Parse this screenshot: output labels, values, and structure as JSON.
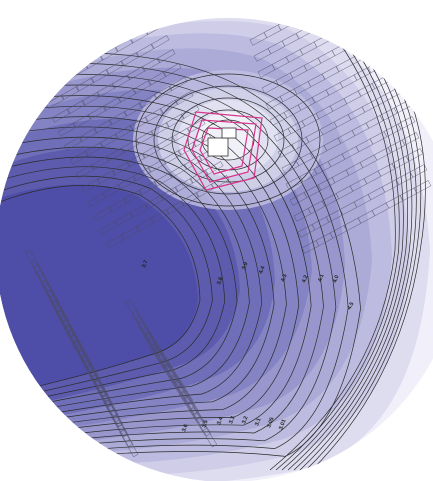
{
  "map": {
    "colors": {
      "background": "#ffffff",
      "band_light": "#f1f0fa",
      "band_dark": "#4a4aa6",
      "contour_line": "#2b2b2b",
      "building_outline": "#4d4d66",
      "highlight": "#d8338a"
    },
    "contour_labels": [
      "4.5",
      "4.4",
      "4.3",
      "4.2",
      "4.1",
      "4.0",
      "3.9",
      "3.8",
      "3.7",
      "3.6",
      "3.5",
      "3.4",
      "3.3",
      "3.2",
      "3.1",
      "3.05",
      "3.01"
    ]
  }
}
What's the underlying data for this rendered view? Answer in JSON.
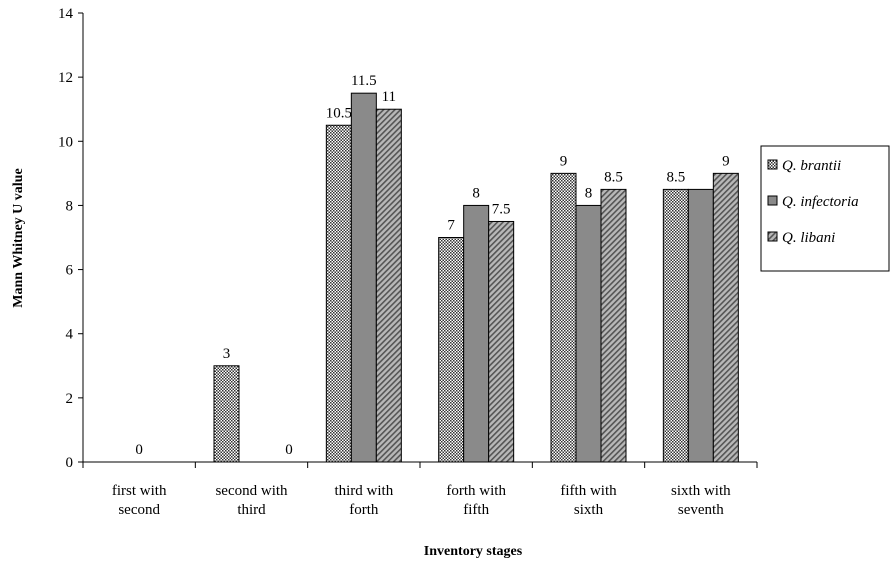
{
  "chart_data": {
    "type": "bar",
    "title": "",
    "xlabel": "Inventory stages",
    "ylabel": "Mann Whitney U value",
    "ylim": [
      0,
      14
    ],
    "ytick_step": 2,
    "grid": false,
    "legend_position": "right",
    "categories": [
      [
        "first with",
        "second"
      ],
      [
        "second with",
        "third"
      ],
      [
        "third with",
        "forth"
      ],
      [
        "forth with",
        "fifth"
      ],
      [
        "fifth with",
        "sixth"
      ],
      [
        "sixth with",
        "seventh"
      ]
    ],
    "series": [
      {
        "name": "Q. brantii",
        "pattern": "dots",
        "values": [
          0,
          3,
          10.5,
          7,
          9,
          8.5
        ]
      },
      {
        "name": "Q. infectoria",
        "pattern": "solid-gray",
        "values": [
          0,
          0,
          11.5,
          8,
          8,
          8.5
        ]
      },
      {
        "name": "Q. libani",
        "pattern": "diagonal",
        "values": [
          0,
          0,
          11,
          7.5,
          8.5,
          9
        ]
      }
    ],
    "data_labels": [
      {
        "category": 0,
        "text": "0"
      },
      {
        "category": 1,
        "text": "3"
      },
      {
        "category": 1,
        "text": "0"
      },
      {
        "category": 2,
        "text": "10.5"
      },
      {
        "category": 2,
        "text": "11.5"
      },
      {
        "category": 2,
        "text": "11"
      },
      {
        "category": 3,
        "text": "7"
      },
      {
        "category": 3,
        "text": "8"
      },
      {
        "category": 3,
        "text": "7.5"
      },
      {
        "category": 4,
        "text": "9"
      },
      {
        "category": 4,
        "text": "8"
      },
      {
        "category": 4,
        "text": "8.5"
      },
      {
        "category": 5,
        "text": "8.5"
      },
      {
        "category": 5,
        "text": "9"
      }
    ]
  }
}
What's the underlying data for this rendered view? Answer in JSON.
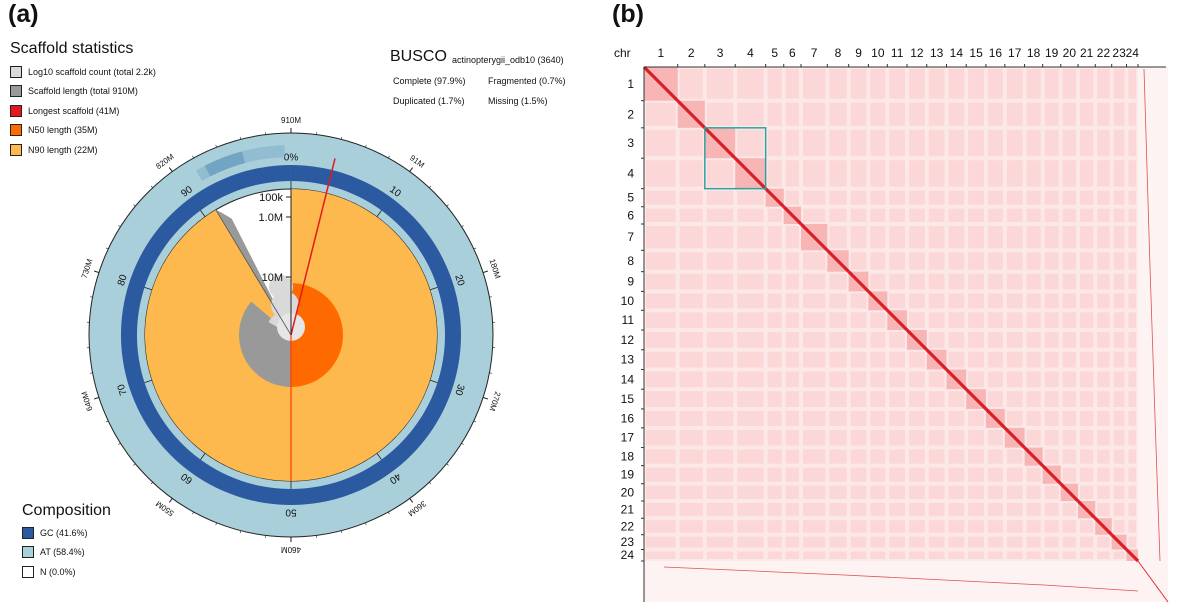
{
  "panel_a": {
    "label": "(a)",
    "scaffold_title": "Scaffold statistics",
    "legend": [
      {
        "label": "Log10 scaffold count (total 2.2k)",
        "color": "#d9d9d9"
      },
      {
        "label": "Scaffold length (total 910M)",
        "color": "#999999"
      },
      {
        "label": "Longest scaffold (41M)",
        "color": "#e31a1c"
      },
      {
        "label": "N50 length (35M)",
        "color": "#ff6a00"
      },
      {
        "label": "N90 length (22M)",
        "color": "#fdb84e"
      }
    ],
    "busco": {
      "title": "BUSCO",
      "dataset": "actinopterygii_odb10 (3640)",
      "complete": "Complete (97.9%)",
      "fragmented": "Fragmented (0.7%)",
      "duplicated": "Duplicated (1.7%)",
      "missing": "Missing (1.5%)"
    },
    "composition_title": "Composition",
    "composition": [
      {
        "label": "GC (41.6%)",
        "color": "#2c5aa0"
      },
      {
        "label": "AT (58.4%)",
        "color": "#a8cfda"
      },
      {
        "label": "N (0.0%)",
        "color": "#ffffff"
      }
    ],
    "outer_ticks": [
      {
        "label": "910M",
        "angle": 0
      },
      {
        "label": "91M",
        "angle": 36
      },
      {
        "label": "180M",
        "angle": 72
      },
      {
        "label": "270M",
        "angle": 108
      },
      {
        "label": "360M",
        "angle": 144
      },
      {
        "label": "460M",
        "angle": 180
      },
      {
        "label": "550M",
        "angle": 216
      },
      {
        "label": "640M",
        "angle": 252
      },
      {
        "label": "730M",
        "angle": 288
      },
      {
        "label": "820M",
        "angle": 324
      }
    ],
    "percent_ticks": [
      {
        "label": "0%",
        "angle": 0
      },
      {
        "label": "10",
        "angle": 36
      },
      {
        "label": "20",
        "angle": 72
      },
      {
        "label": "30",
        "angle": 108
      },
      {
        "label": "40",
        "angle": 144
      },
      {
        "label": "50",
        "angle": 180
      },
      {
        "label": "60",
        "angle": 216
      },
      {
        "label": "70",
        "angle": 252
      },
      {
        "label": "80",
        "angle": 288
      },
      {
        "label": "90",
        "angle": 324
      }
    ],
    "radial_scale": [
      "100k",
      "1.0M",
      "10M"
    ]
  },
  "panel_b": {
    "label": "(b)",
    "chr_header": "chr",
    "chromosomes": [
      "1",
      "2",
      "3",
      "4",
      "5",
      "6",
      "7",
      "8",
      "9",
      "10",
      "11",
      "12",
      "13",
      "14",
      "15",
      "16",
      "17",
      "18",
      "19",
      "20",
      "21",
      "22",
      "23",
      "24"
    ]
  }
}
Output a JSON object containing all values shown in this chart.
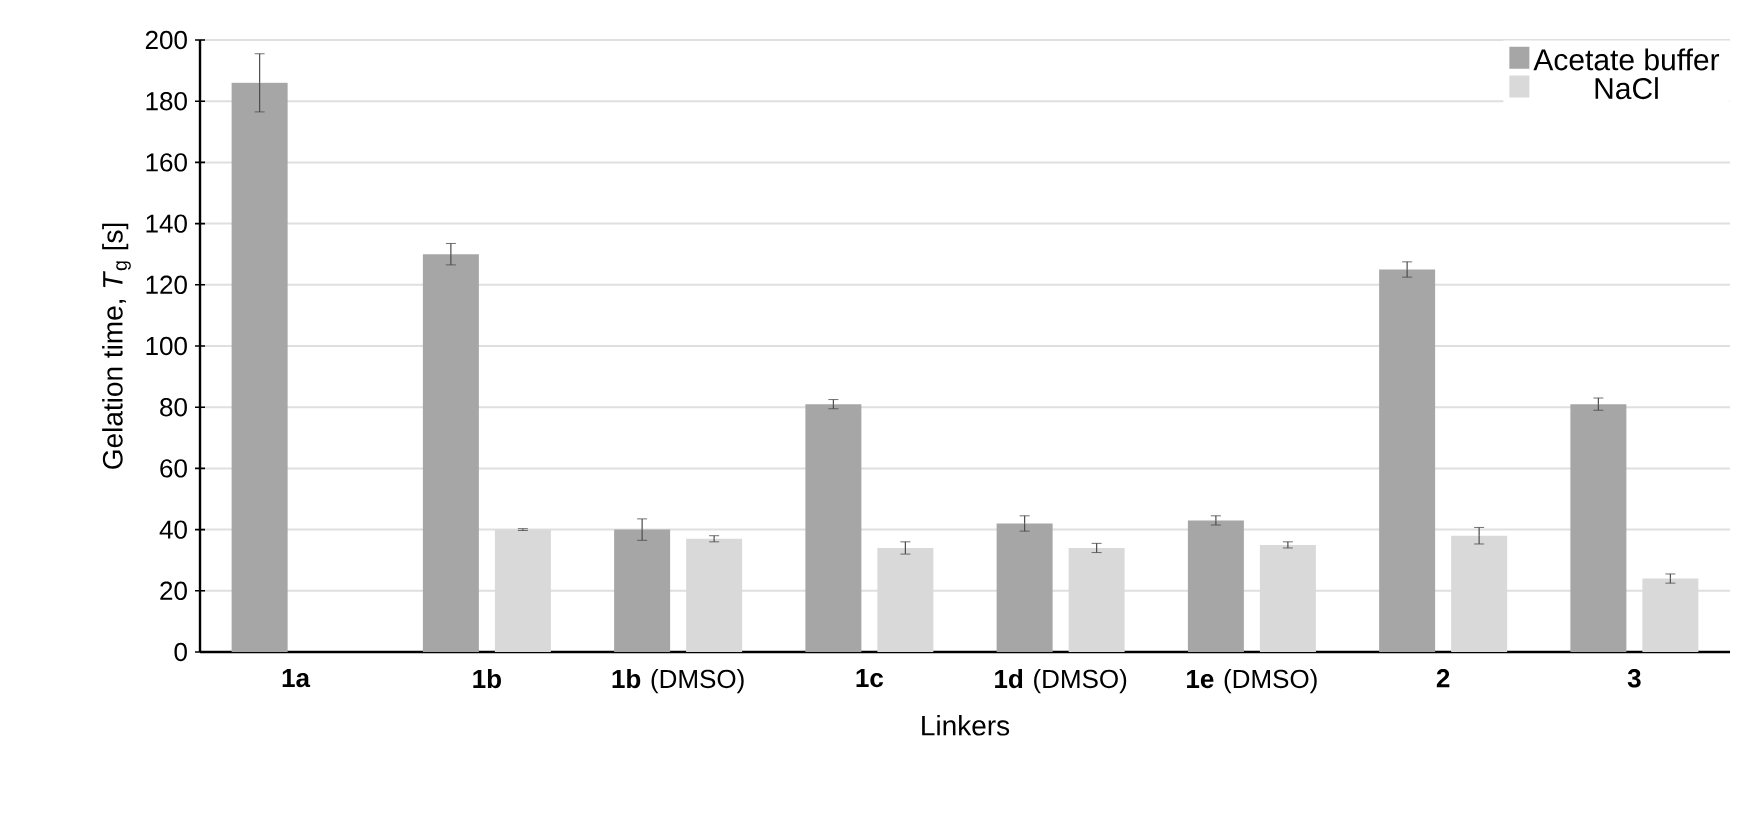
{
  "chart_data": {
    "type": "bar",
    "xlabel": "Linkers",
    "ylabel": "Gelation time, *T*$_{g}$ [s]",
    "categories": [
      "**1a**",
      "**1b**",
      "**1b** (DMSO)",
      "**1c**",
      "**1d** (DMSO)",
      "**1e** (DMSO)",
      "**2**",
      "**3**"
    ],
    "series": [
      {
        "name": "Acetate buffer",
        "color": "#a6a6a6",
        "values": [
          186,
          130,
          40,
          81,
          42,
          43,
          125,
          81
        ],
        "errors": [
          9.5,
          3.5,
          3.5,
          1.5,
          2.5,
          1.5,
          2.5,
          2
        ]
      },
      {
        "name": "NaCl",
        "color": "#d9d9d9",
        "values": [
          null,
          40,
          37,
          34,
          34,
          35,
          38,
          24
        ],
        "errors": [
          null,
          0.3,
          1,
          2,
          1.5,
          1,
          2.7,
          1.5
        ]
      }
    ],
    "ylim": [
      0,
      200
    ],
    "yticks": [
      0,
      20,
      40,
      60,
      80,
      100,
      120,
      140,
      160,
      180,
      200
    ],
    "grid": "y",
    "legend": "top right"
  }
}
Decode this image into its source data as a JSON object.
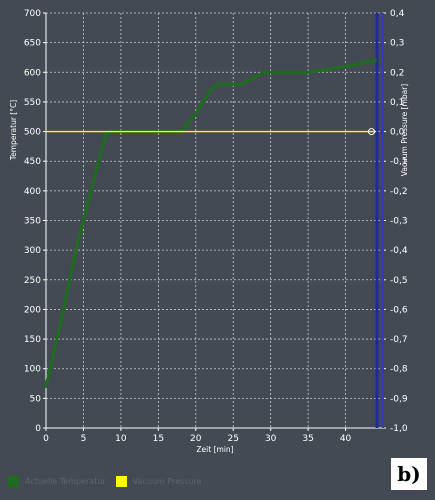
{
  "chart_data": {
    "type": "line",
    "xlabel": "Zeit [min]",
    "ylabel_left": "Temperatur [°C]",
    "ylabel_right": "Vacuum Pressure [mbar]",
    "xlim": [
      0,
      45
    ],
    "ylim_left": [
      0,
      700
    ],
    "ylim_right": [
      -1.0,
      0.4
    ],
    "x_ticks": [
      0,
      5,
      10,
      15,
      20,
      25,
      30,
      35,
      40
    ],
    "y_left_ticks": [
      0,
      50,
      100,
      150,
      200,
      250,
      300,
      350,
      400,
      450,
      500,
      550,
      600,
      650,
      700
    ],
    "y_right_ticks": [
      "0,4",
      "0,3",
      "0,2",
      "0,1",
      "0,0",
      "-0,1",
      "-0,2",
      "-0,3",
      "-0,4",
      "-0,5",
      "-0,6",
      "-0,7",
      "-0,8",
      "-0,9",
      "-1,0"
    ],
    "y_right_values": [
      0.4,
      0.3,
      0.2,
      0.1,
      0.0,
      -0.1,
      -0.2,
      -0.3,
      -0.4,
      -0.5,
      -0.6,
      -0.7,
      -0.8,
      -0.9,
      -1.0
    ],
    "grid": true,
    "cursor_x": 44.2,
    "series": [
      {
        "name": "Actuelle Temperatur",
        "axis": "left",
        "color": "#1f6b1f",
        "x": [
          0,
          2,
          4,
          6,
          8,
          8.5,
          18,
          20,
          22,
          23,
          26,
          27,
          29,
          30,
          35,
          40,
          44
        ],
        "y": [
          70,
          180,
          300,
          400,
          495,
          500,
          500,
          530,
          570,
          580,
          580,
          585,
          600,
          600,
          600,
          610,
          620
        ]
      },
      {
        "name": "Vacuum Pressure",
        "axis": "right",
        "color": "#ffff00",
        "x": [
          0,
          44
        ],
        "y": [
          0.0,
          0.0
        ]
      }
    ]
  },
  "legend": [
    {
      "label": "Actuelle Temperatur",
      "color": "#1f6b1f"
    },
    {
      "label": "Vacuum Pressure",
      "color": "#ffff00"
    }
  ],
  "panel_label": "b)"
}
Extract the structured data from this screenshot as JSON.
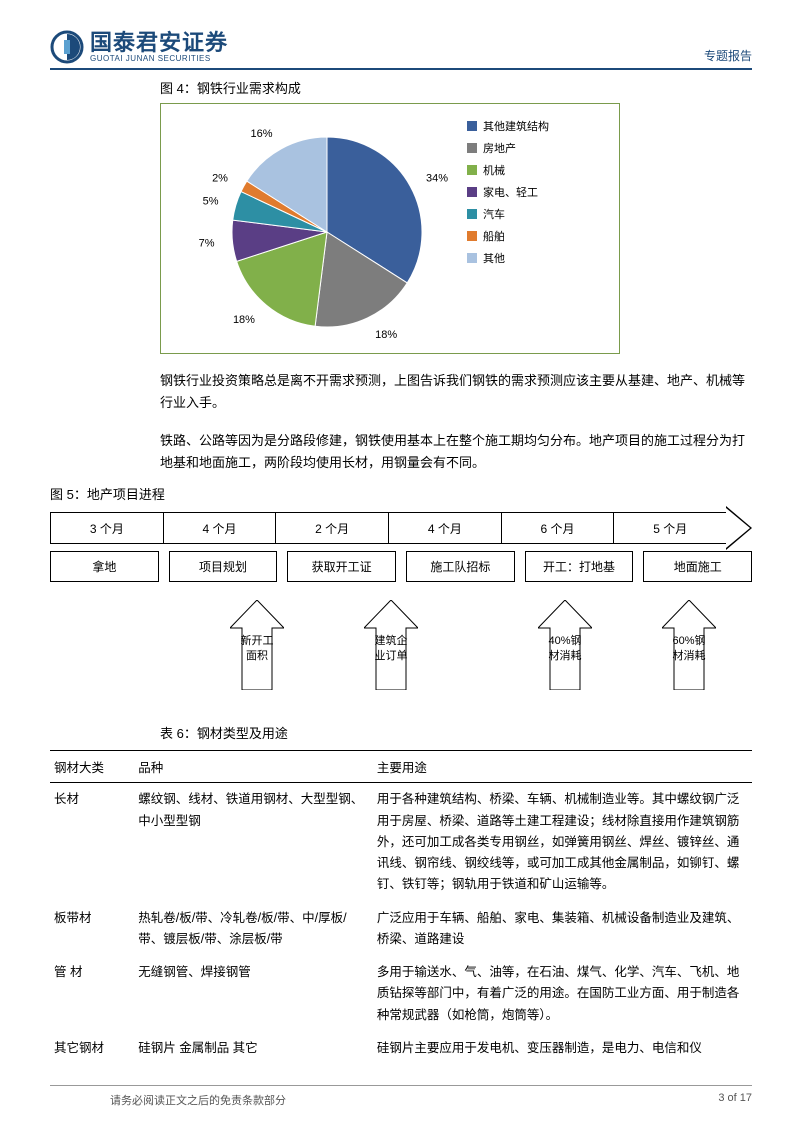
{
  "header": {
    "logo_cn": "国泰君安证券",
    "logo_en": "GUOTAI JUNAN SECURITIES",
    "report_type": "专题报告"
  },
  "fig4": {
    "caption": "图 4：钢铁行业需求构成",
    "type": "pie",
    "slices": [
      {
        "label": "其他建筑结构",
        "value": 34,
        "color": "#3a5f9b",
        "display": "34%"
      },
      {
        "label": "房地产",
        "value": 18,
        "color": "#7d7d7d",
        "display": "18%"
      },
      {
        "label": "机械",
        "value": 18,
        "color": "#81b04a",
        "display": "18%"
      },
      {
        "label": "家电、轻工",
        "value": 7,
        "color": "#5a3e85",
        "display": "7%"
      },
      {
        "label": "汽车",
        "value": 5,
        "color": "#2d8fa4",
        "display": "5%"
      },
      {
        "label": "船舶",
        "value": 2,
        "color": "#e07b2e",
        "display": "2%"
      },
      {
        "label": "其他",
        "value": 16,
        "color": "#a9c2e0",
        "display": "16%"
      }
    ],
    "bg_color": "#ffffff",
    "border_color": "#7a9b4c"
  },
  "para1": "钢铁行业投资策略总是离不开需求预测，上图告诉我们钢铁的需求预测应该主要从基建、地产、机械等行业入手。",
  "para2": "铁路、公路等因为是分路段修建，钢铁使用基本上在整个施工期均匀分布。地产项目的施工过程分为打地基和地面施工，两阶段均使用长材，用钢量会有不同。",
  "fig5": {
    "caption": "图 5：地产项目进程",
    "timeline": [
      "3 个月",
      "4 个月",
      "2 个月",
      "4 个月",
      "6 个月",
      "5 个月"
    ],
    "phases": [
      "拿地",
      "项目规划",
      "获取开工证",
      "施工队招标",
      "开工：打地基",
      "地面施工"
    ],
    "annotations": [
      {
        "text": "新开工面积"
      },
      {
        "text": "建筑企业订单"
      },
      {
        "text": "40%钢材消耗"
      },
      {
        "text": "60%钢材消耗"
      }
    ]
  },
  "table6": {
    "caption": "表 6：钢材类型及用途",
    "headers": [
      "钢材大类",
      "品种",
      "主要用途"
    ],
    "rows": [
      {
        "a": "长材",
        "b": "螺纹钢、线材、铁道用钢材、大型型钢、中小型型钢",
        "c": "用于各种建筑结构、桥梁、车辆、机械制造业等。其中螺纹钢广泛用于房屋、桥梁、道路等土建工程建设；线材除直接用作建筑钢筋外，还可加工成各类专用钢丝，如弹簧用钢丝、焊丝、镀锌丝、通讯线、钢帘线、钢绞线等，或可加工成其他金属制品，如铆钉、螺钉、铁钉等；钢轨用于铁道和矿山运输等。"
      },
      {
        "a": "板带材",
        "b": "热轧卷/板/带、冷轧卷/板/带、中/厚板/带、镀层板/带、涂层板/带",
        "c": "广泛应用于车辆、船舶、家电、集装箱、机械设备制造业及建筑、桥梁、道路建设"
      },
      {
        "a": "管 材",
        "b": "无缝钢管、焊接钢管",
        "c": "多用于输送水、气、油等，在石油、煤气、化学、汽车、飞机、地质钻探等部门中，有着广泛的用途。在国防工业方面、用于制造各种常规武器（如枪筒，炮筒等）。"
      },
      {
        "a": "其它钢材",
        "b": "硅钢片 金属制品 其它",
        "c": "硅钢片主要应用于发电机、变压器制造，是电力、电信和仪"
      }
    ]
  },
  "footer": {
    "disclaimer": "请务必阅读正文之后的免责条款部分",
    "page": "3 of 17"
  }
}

= = =

* **Aim**
Copy out all lines that carry the word "pattern".

* **Solution for this task**
        "pattern": "dots",
        "pattern": "solid-gray",
        "pattern": "diagonal",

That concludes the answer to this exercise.